▶ Compito richiesto 1:
Rispondi a queste domande sul testo dei consigli alla pratica del kata:
(a) Quale data compare in cima al testo?
(b) Da quanti anni chi scrive pratica i kata?
(c) In quale forma vengono presentati i nuovi campionati Word Masters?

▶ Testo della pagina:
=======

Considerazioni

13/09/2008

consigli alla pratica del kata

Centro Studi Nazionale Judo Kodokan


                                                        Moscato Luigi                            

                              CONSIGLI ALLA PRATICA DEL KATA - 2008

 

 

 

Mi sono permesso di aggiungere alle mie considerazioni sul Nage no Kata anche alcuni consigli tecnici su come intendo la “ pratica “ dei Kata.

Innanzi tutto è doverosa una premessa; non mi ritengo un grande esperto dei kata ma un sincero praticante da più di 30 anni con i migliori Maestri italiani e, negli ultimi anni, con i grandi Maestri giapponesi.

Fin da quando ho cominciato a praticare Kata ho sempre sentito dire che in queste forme schematizzate vi erano racchiusi i “ segreti ” del Judo, e solo chi ne veniva a conoscenza poteva ambire a dire “ ho compreso”.

Per gli innamorati del Judo, intesa come disciplina tradizionale, la pratica dei Kata assumeva il tono di una “sfida”, costringendo il praticante a “ forzare” questi “scrigni” per diventarne poi gelosi tenutari anche se, purtroppo, spesso modificati a uso personale da questo o l’altro Maestro. Certo qualche confusione si è creata, e purtroppo continua a esserci. Se non altro la conoscenza dei Kata si è diffusa ed è facile, di recente, sentirne parlare anche nelle gare agonistiche e, a mio parere, questo è un aspetto positivo.

Probabilmente, più che altro in virtù dei Word Masters, questi nuovi campionati recentemente creati, vengono presentati in forma di gara i quali offrono sì motivo di studio relegando, però, in secondo ordine il “motivo” per cui si studia il kata, mercificando una medaglia al posto della pratica reale finalizzata allo studio e alla “comprensione” . Ma questa è un’altra storia.

E’ anche vero che ognuno può, e fare, come meglio crede. Pertanto le intenzioni non sono da biasimare l’importante è, comunque, una buona pratica ed è a questo aspetto che sono volti i miei consigli.

=======

▶ Compito richiesto 2: Dall'elenco, ricopia la parte che si apre con la riga contenente "spectrogram-cell — [38, 111, 47, 121]" e si chiude con quella contenente "spectrogram-cell — [305, 171, 308, 174]", entrambe incluse.

Voci degli elementi di layout:
=======

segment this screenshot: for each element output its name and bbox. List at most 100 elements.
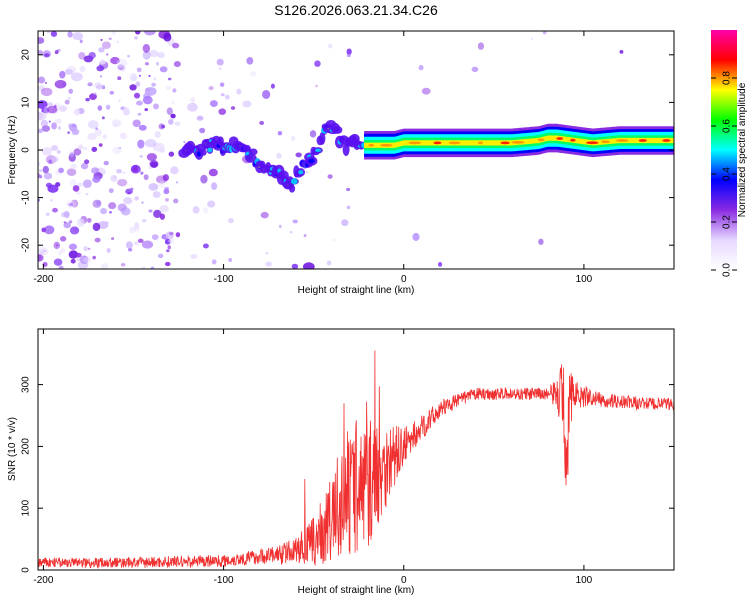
spectrogram-cell — [38, 111, 47, 121]
spectrogram-cell — [242, 100, 252, 108]
spectrogram-cell — [290, 135, 296, 141]
spectrogram-cell — [58, 167, 64, 174]
spectrogram-cell — [66, 168, 77, 176]
spectrogram-cell — [164, 261, 171, 267]
spectrogram-cell — [143, 31, 156, 36]
spectrogram-cell — [165, 197, 169, 202]
spectrogram-cell — [127, 54, 131, 58]
spectrogram-cell — [67, 123, 73, 128]
spectrogram-ylabel: Frequency (Hz) — [7, 116, 18, 185]
spectrogram-cell — [50, 199, 53, 202]
spectrogram-cell — [125, 241, 133, 249]
spectrogram-cell — [166, 249, 170, 253]
spectrogram-cell — [216, 58, 224, 66]
spectrogram-cell — [121, 207, 131, 216]
spectrogram-cell — [135, 81, 141, 87]
spectrogram-band-peak — [586, 141, 599, 145]
x-tick-label: -100 — [214, 575, 234, 586]
spectrogram-cell — [341, 219, 349, 227]
spectrogram-cell — [111, 119, 122, 127]
spectrogram-cell — [112, 31, 116, 36]
spectrogram-cell — [305, 171, 308, 174]
spectrogram-ridge-core — [314, 148, 322, 153]
x-tick-label: -100 — [214, 274, 234, 285]
spectrogram-cell — [199, 127, 206, 134]
spectrogram-cell — [70, 163, 77, 170]
spectrogram-cell — [103, 160, 109, 166]
spectrogram-cell — [167, 77, 172, 81]
spectrogram-cell — [187, 102, 198, 112]
spectrogram-cell — [265, 261, 272, 267]
spectrogram-cell — [165, 85, 172, 91]
spectrogram-cell — [542, 31, 547, 35]
spectrogram-cell — [45, 81, 47, 84]
spectrogram-cell — [220, 93, 225, 97]
spectrogram-cell — [43, 172, 53, 180]
spectrogram-cell — [418, 64, 424, 71]
spectrogram-ridge-cell — [332, 125, 343, 134]
spectrogram-cell — [218, 67, 222, 71]
spectrogram-cell — [291, 263, 299, 269]
spectrogram-cell — [139, 154, 143, 158]
spectrogram-cell — [102, 134, 108, 139]
spectrogram-cell — [87, 82, 93, 87]
spectrogram-band-peak — [448, 141, 461, 145]
spectrogram-cell — [202, 207, 209, 214]
spectrogram-cell — [41, 147, 53, 156]
colorbar-tick-label: 0.2 — [722, 215, 733, 229]
spectrogram-cell — [59, 236, 67, 242]
spectrogram-cell — [64, 68, 74, 75]
spectrogram-cell — [144, 108, 149, 112]
spectrogram-cell — [45, 212, 50, 216]
spectrogram-cell — [94, 129, 103, 137]
y-tick-label: -20 — [21, 238, 32, 253]
snr-axes: -200 -100 0 100 0 100 200 300 — [21, 329, 674, 586]
spectrogram-cell — [99, 59, 106, 65]
spectrogram-cell — [68, 250, 78, 259]
spectrogram-cell — [159, 66, 168, 73]
x-tick-label: 0 — [401, 575, 407, 586]
spectrogram-cell — [116, 40, 119, 43]
spectrogram-cell — [219, 82, 225, 87]
spectrogram-cell — [108, 37, 112, 40]
spectrogram-cell — [246, 57, 254, 65]
spectrogram-band-peak — [368, 143, 375, 147]
spectrogram-cell — [67, 96, 71, 100]
spectrogram-band-peak — [615, 139, 629, 142]
spectrogram-cell — [158, 180, 165, 188]
spectrogram-cell — [92, 255, 96, 260]
spectrogram-ridge-cell — [248, 148, 258, 156]
spectrogram-cell — [85, 192, 89, 196]
spectrogram-cell — [67, 131, 71, 135]
spectrogram-cell — [137, 139, 145, 149]
snr-panel: -200 -100 0 100 0 100 200 300 Height of straigh… — [7, 328, 675, 596]
spectrogram-cell — [75, 252, 82, 258]
spectrogram-cell — [127, 191, 131, 195]
spectrogram-ridge-core — [207, 147, 213, 153]
spectrogram-cell — [156, 61, 159, 66]
spectrogram-cell — [224, 94, 230, 100]
spectrogram-cell — [150, 161, 158, 168]
spectrogram-cell — [40, 119, 49, 127]
spectrogram-cell — [91, 146, 98, 152]
spectrogram-cell — [172, 88, 177, 93]
spectrogram-band-peak — [556, 137, 564, 140]
spectrogram-cell — [87, 217, 92, 223]
spectrogram-cell — [230, 106, 236, 110]
spectrogram-cell — [70, 72, 83, 82]
spectrogram-cell — [87, 132, 97, 141]
spectrogram-cell — [53, 258, 63, 266]
spectrogram-cell — [118, 99, 121, 102]
spectrogram-cell — [132, 167, 139, 173]
spectrogram-cell — [99, 75, 102, 78]
spectrogram-cell — [173, 198, 179, 204]
y-tick-label: -10 — [21, 190, 32, 205]
spectrogram-cell — [123, 197, 133, 205]
snr-ylabel: SNR (10 * v/v) — [7, 417, 18, 481]
spectrogram-cell — [144, 86, 157, 96]
spectrogram-cell — [332, 238, 336, 242]
spectrogram-cell — [100, 207, 108, 215]
spectrogram-cell — [112, 146, 122, 155]
spectrogram-cell — [63, 222, 71, 229]
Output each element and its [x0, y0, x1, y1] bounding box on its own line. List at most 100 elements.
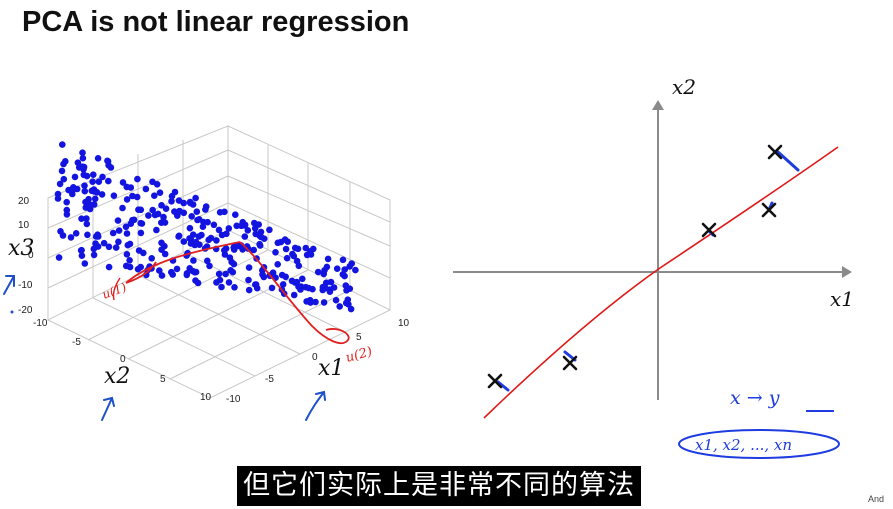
scatter-point	[77, 247, 85, 254]
scatter-point	[137, 206, 145, 214]
scatter-point	[187, 240, 195, 247]
scatter-point	[259, 271, 266, 278]
scatter-point	[190, 257, 197, 264]
scatter-point	[345, 301, 352, 308]
scatter-point	[81, 182, 88, 189]
scatter-point	[123, 196, 131, 203]
scatter-point	[245, 264, 253, 271]
scatter-point	[90, 186, 98, 193]
scatter-point	[83, 220, 91, 228]
x1-tick: 0	[312, 352, 318, 363]
scatter-point	[218, 283, 225, 291]
scatter-point	[238, 222, 245, 230]
x-marker-icon	[562, 355, 578, 371]
scatter-point	[54, 190, 62, 198]
plot-3d-grid	[47, 125, 391, 399]
scatter-point	[58, 167, 66, 175]
scatter-point	[188, 213, 195, 220]
x2-ticks: -10 -5 0 5 10	[33, 318, 212, 403]
scatter-point	[148, 254, 155, 262]
scatter-point	[122, 262, 130, 270]
scatter-point	[59, 141, 66, 148]
scatter-point	[266, 226, 273, 234]
scatter-point	[222, 270, 229, 278]
scatter-point	[279, 281, 287, 288]
scatter-point	[194, 216, 201, 224]
scatter-point	[82, 204, 90, 211]
scatter-point	[206, 262, 213, 270]
u2-curve	[239, 241, 350, 345]
scatter-point	[194, 279, 202, 287]
scatter-point	[91, 195, 99, 203]
scatter-point	[60, 160, 67, 168]
x1-ticks: -10 -5 0 5 10	[226, 318, 410, 405]
scatter-point	[192, 194, 199, 202]
x-marker-icon	[701, 222, 717, 238]
plot2d-x1-axis-label: x1	[830, 287, 854, 311]
projection-line	[483, 146, 839, 419]
scatter-point	[60, 175, 68, 183]
scatter-point	[239, 246, 246, 253]
scatter-point	[223, 230, 230, 238]
scatter-point	[94, 155, 102, 162]
x1-tick: -5	[265, 374, 274, 385]
scatter-point	[195, 233, 203, 240]
scatter-point	[63, 206, 71, 214]
scatter-point	[174, 211, 181, 218]
scatter-point	[210, 221, 218, 229]
scatter-point	[119, 179, 127, 186]
scatter-point	[79, 149, 86, 156]
scatter-point	[79, 154, 87, 162]
scatter-point	[115, 238, 122, 246]
scatter-point	[100, 239, 108, 247]
scatter-point	[105, 263, 113, 271]
video-subtitle: 但它们实际上是非常不同的算法	[237, 466, 641, 506]
scatter-point	[90, 171, 97, 178]
scatter-point	[189, 231, 197, 238]
x-marker-icon	[761, 202, 777, 218]
scatter-point	[312, 298, 319, 306]
x2-tick: -10	[33, 318, 48, 329]
scatter-point	[173, 265, 181, 273]
scatter-point	[161, 219, 169, 226]
scatter-point	[320, 299, 328, 306]
scatter-point	[98, 191, 106, 198]
data-points-2d	[487, 144, 783, 389]
scatter-point	[283, 254, 291, 262]
scatter-point	[204, 257, 211, 265]
z-ticks: 20 10 0 -10 -20	[18, 196, 34, 316]
scatter-point	[327, 278, 335, 286]
scatter-point	[284, 238, 292, 245]
scatter-point	[294, 245, 302, 253]
scatter-point	[352, 266, 359, 274]
scatter-point	[290, 252, 298, 260]
scatter-point	[126, 257, 133, 264]
scatter-point	[156, 189, 164, 196]
scatter-point	[274, 239, 282, 247]
slide-title: PCA is not linear regression	[22, 6, 410, 38]
scatter-point	[105, 177, 112, 185]
arrow-icon	[101, 396, 115, 421]
scatter-point	[110, 192, 118, 199]
scatter-point	[137, 219, 144, 227]
scatter-point	[199, 223, 207, 230]
scatter-point	[272, 249, 279, 256]
scatter-point	[333, 265, 341, 273]
u1-curve	[125, 241, 241, 284]
plot2d-x2-axis-label: x2	[672, 75, 696, 99]
scatter-point	[231, 284, 238, 291]
scatter-point	[59, 232, 67, 239]
x1-tick: 10	[398, 318, 410, 329]
features-ellipse	[678, 429, 840, 459]
scatter-point	[245, 276, 252, 284]
scatter-point	[123, 230, 131, 237]
scatter-point	[180, 238, 188, 245]
scatter-point	[227, 267, 234, 274]
scatter-point	[158, 272, 166, 279]
scatter-point	[324, 255, 332, 263]
scatter-point	[154, 210, 162, 218]
scatter-point	[55, 254, 63, 261]
scatter-point	[123, 251, 131, 258]
scatter-point	[94, 231, 101, 238]
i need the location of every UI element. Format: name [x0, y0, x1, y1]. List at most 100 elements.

=======

▶ Soluzione scritta 1:
(a) 13/09/2008.
(b) Da più di 30 anni.
(c) In forma di gara.

▶ Soluzione scritta 2:
spectrogram-cell — [38, 111, 47, 121]
spectrogram-cell — [242, 100, 252, 108]
spectrogram-cell — [290, 135, 296, 141]
spectrogram-cell — [58, 167, 64, 174]
spectrogram-cell — [66, 168, 77, 176]
spectrogram-cell — [164, 261, 171, 267]
spectrogram-cell — [143, 31, 156, 36]
spectrogram-cell — [165, 197, 169, 202]
spectrogram-cell — [127, 54, 131, 58]
spectrogram-cell — [67, 123, 73, 128]
spectrogram-ylabel: Frequency (Hz) — [7, 116, 18, 185]
spectrogram-cell — [50, 199, 53, 202]
spectrogram-cell — [125, 241, 133, 249]
spectrogram-cell — [166, 249, 170, 253]
spectrogram-cell — [216, 58, 224, 66]
spectrogram-cell — [121, 207, 131, 216]
spectrogram-cell — [135, 81, 141, 87]
spectrogram-band-peak — [586, 141, 599, 145]
x-tick-label: -100 — [214, 575, 234, 586]
spectrogram-cell — [341, 219, 349, 227]
spectrogram-cell — [111, 119, 122, 127]
spectrogram-cell — [112, 31, 116, 36]
spectrogram-cell — [305, 171, 308, 174]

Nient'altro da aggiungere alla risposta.